REQUIRED WORK —
**A.** Extract the part of the rolled-product dispenser patent text between "CROSS-REFERENCE TO RELATED" and "material is pulled.", inclusive.
**B.** In the rolled-product dispenser patent text, where is the magnetic resistance mechanism generally located?
**C.** Carry on the rolled-product dispenser patent text from the point where it stops.

EXCERPTED PASSAGE —
Filing date: 2018-04-05
Publication date: 2018-11-15
Also published as: US10682023B2

Abstract

The present invention provides a holder and dispenser of rolled products such as paper, plastic, foil, tape and other goods with magnetic resistance. The dispenser generally includes a base and a cage that supports the roll of material and rotates relative to the base. A magnetic resistance mechanism is generally located between the base and the cage. The magnetic resistance mechanism creates forces that act to resist rotation of the cage relative to the base.

Description

FIELD OF THE INVENTION

The present invention relates in general to holders and dispensers of rolled materials, for example materials such as paper, plastic, foil, tape or other goods. In particular, the present invention dispenses a desired amount of material, such as a paper towel without the roll unraveling or providing more material than necessary.

CROSS-REFERENCE TO RELATED APPLICATION

This application claims the benefit of U.S. Provisional Application No. 62/483,922, filed Apr. 10, 2017.

BACKGROUND ART

Household products are often supplied in continuous sheets on roll such as a roll of paper towels. The individual sheets on the roll are often perforated at uniform length to provide tearing of the desired amount of material from the roll. A holder that secures the roll and permits the roll to rotate commonly dispenses product. In many dispensers, the roll may rotate freely making it more difficult to dispense only the desired amount and making it more likely that the roll will unravel when the leading sheet of material is pulled.
Although prior art solutions have used friction to limit the rotation of the dispenser, it is difficult to control and maintain the proper amount of friction to allow the proper dispensing of the desired material, yet limit the unraveling of the roll when the leading sheet is pulled. Therefore, it is desired that there is a need for a holder and dispenser for rolled products that more precisely controls the dispensing of a rolled product while preventing unraveling of the roll when the leading sheet is pulled.

(Annotated region listings)
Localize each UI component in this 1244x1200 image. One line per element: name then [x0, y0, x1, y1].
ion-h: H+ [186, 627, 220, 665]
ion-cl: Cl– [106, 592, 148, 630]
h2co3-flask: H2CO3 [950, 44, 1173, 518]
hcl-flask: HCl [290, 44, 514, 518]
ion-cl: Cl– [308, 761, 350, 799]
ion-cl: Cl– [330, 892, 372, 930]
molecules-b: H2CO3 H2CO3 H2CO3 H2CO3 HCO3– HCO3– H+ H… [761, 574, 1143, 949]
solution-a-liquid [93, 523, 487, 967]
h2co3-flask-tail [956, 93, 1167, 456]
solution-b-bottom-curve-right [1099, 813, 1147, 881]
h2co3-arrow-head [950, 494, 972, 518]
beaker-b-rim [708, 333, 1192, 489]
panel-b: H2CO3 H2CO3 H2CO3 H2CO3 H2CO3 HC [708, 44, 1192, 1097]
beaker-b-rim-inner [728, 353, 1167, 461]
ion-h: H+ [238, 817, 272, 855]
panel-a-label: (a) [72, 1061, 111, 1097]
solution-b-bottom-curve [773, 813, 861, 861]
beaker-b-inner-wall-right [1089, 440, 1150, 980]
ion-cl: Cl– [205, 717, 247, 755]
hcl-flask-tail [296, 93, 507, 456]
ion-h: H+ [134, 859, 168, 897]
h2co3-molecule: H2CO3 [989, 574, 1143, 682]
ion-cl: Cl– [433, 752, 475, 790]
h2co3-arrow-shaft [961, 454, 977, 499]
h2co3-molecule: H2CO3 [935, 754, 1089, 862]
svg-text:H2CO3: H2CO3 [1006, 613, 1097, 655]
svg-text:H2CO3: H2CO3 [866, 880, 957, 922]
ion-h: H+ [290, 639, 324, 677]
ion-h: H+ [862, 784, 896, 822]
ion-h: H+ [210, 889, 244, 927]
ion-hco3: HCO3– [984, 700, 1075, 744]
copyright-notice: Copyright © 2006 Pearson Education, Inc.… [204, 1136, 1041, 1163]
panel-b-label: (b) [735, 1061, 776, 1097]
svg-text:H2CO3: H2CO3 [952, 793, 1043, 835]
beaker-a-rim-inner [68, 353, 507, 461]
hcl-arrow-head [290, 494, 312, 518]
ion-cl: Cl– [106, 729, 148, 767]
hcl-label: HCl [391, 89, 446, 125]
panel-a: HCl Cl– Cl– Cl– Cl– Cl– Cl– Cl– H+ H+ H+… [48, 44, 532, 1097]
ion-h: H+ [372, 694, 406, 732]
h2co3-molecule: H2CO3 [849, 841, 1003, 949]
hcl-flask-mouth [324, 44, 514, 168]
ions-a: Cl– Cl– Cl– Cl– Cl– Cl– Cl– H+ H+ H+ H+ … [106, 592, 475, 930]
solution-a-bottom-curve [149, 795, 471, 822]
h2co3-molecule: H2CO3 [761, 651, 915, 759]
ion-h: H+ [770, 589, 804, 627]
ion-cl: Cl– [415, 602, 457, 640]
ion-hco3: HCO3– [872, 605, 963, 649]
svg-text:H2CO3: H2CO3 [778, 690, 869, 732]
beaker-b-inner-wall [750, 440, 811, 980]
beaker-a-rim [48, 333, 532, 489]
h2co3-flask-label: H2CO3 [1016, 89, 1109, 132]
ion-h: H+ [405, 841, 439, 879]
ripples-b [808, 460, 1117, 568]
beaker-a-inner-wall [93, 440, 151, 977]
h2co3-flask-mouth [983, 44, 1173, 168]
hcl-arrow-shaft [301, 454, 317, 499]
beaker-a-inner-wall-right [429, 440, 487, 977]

PER-TASK OUTPUTS —
**A.**
CROSS-REFERENCE TO RELATED APPLICATION

This application claims the benefit of U.S. Provisional Application No. 62/483,922, filed Apr. 10, 2017.

BACKGROUND ART

Household products are often supplied in continuous sheets on roll such as a roll of paper towels. The individual sheets on the roll are often perforated at uniform length to provide tearing of the desired amount of material from the roll. A holder that secures the roll and permits the roll to rotate commonly dispenses product. In many dispensers, the roll may rotate freely making it more difficult to dispense only the desired amount and making it more likely that the roll will unravel when the leading sheet of material is pulled.

**B.** Between the base and the cage.

**C.**
SUMMARY OF THE INVENTION

The present invention is a holder and dispenser for rolled products such as paper, plastic, foil, tape and other goods. The dispenser generally includes a base having and axle extending perpendicular to the base and a cage that supports the roll of material and rotates about the axle. The base may be configured to rest on a surface such as a countertop or be mounted to a wall in a horizontal fashion for dispensing material. The axle supports the cage and permits the cage to rotate relative to the base. The cage is often formed from a plurality of flexible wires that engage the inside of the roll of material such that the roll does not move relative to the cage and thus the roll rotates about the axle. A magnetic resistance mechanism is generally located between the base and the cage. The magnetic resistance mechanism creates forces that act to resist rotation of the cage relative to the axle and base.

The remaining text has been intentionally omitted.